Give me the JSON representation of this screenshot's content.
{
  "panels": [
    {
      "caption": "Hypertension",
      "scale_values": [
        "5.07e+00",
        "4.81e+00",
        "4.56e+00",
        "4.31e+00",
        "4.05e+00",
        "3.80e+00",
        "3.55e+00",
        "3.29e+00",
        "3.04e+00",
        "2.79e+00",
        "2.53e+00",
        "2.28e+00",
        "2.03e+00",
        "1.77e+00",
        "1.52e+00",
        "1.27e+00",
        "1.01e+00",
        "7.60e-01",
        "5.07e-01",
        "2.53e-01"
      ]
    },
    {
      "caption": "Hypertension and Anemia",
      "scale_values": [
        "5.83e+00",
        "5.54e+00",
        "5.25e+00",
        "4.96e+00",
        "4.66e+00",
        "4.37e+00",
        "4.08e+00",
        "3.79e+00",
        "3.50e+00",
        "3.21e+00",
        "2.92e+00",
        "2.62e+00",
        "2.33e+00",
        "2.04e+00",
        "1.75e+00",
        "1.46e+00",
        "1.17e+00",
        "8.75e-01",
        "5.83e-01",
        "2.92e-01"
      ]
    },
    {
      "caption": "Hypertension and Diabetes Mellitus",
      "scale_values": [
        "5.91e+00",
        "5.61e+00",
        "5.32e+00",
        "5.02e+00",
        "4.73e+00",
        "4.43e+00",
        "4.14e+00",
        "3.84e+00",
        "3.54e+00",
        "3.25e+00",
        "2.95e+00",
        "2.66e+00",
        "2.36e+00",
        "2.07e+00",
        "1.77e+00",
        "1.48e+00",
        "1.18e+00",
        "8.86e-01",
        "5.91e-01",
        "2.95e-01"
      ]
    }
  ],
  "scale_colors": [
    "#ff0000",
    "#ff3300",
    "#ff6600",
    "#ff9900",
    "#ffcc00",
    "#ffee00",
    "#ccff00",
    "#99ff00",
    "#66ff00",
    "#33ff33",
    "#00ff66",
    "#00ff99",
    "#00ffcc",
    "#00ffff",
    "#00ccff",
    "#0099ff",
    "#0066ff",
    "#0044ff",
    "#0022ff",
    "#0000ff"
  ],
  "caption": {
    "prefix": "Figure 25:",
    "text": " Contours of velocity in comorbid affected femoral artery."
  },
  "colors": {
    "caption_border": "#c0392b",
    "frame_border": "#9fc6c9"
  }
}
+===+
# Prompt
Make an exact copy of the listing, including every line.

# Expected output
Give me the JSON representation of this screenshot's content.
{
  "panels": [
    {
      "caption": "Hypertension",
      "scale_values": [
        "5.07e+00",
        "4.81e+00",
        "4.56e+00",
        "4.31e+00",
        "4.05e+00",
        "3.80e+00",
        "3.55e+00",
        "3.29e+00",
        "3.04e+00",
        "2.79e+00",
        "2.53e+00",
        "2.28e+00",
        "2.03e+00",
        "1.77e+00",
        "1.52e+00",
        "1.27e+00",
        "1.01e+00",
        "7.60e-01",
        "5.07e-01",
        "2.53e-01"
      ]
    },
    {
      "caption": "Hypertension and Anemia",
      "scale_values": [
        "5.83e+00",
        "5.54e+00",
        "5.25e+00",
        "4.96e+00",
        "4.66e+00",
        "4.37e+00",
        "4.08e+00",
        "3.79e+00",
        "3.50e+00",
        "3.21e+00",
        "2.92e+00",
        "2.62e+00",
        "2.33e+00",
        "2.04e+00",
        "1.75e+00",
        "1.46e+00",
        "1.17e+00",
        "8.75e-01",
        "5.83e-01",
        "2.92e-01"
      ]
    },
    {
      "caption": "Hypertension and Diabetes Mellitus",
      "scale_values": [
        "5.91e+00",
        "5.61e+00",
        "5.32e+00",
        "5.02e+00",
        "4.73e+00",
        "4.43e+00",
        "4.14e+00",
        "3.84e+00",
        "3.54e+00",
        "3.25e+00",
        "2.95e+00",
        "2.66e+00",
        "2.36e+00",
        "2.07e+00",
        "1.77e+00",
        "1.48e+00",
        "1.18e+00",
        "8.86e-01",
        "5.91e-01",
        "2.95e-01"
      ]
    }
  ],
  "scale_colors": [
    "#ff0000",
    "#ff3300",
    "#ff6600",
    "#ff9900",
    "#ffcc00",
    "#ffee00",
    "#ccff00",
    "#99ff00",
    "#66ff00",
    "#33ff33",
    "#00ff66",
    "#00ff99",
    "#00ffcc",
    "#00ffff",
    "#00ccff",
    "#0099ff",
    "#0066ff",
    "#0044ff",
    "#0022ff",
    "#0000ff"
  ],
  "caption": {
    "prefix": "Figure 25:",
    "text": " Contours of velocity in comorbid affected femoral artery."
  },
  "colors": {
    "caption_border": "#c0392b",
    "frame_border": "#9fc6c9"
  }
}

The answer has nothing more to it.